[Records that describe figures]
┏━━

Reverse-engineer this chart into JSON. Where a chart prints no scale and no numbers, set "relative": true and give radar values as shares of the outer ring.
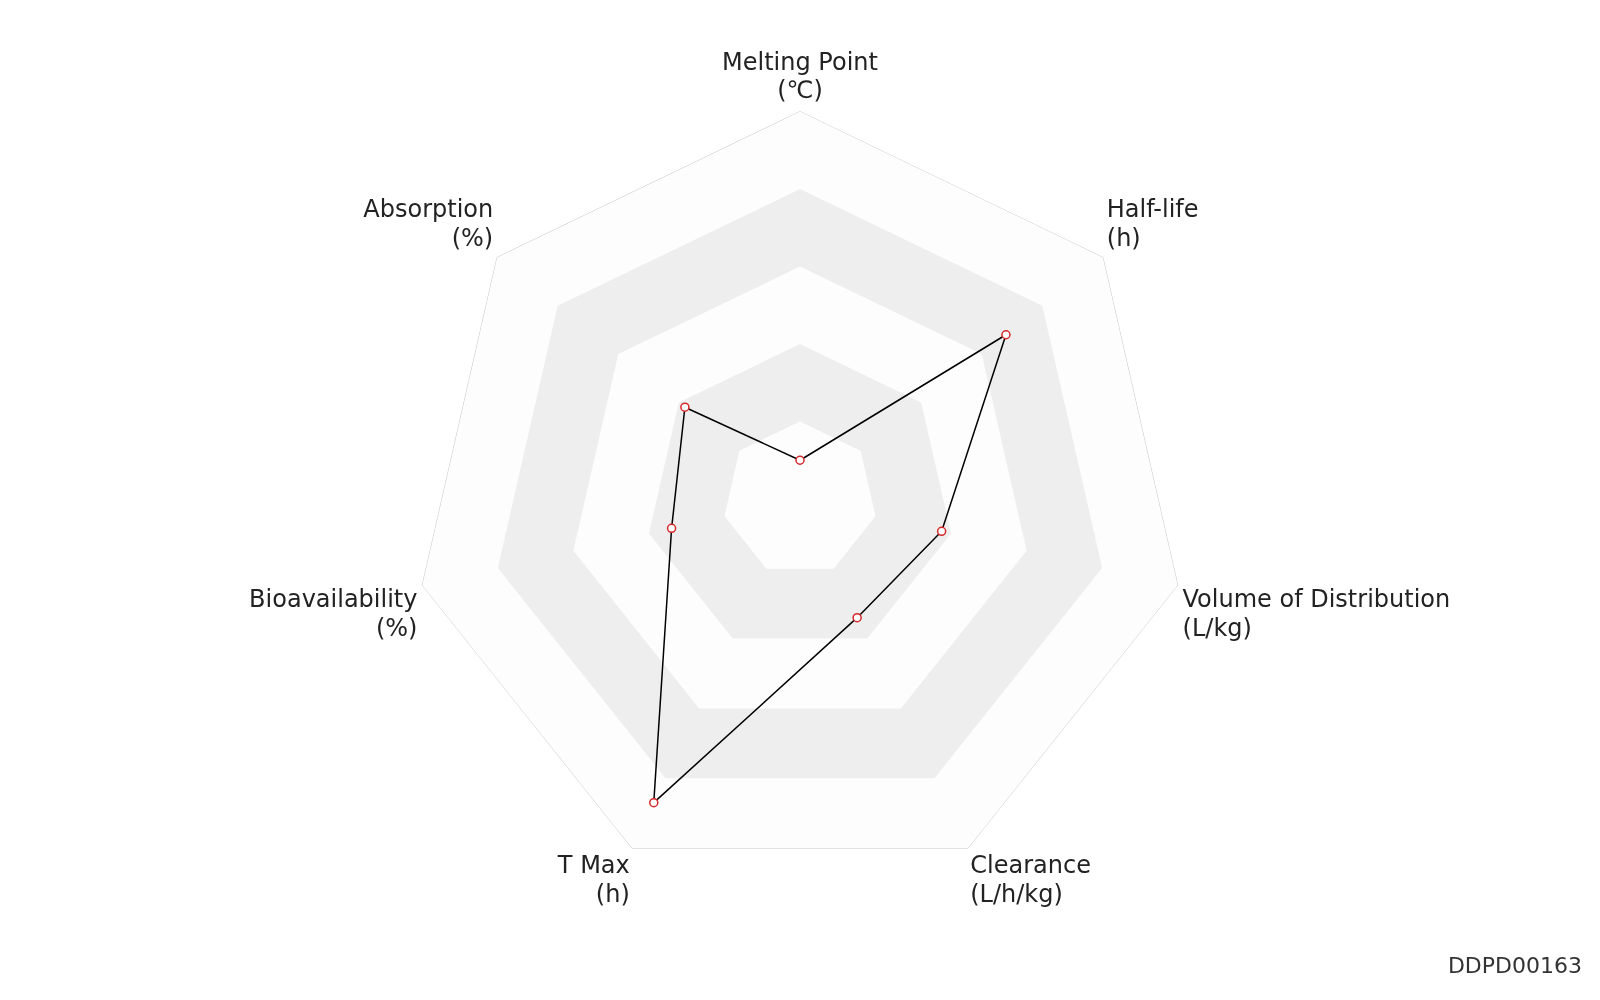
{
  "chart_data": {
    "type": "radar",
    "relative": true,
    "categories": [
      "Melting Point (℃)",
      "Half-life (h)",
      "Volume of Distribution (L/kg)",
      "Clearance (L/h/kg)",
      "T Max (h)",
      "Bioavailability (%)",
      "Absorption (%)"
    ],
    "series": [
      {
        "color": "#000000",
        "values": [
          0.1,
          0.68,
          0.375,
          0.34,
          0.87,
          0.34,
          0.38
        ]
      }
    ],
    "marker": "circle",
    "legend": false,
    "annotations": [
      "DDPD00163"
    ]
  }
}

┗━━

Skip the pictures and print each record exactly as it stands.

(THE COMPLETED TASK)
Reverse-engineer this chart into JSON. Where a chart prints no scale and no numbers, set "relative": true and give radar values as shares of the outer ring.
{
  "chart_data": {
    "type": "radar",
    "relative": true,
    "categories": [
      "Melting Point (℃)",
      "Half-life (h)",
      "Volume of Distribution (L/kg)",
      "Clearance (L/h/kg)",
      "T Max (h)",
      "Bioavailability (%)",
      "Absorption (%)"
    ],
    "series": [
      {
        "color": "#000000",
        "values": [
          0.1,
          0.68,
          0.375,
          0.34,
          0.87,
          0.34,
          0.38
        ]
      }
    ],
    "marker": "circle",
    "legend": false,
    "annotations": [
      "DDPD00163"
    ]
  }
}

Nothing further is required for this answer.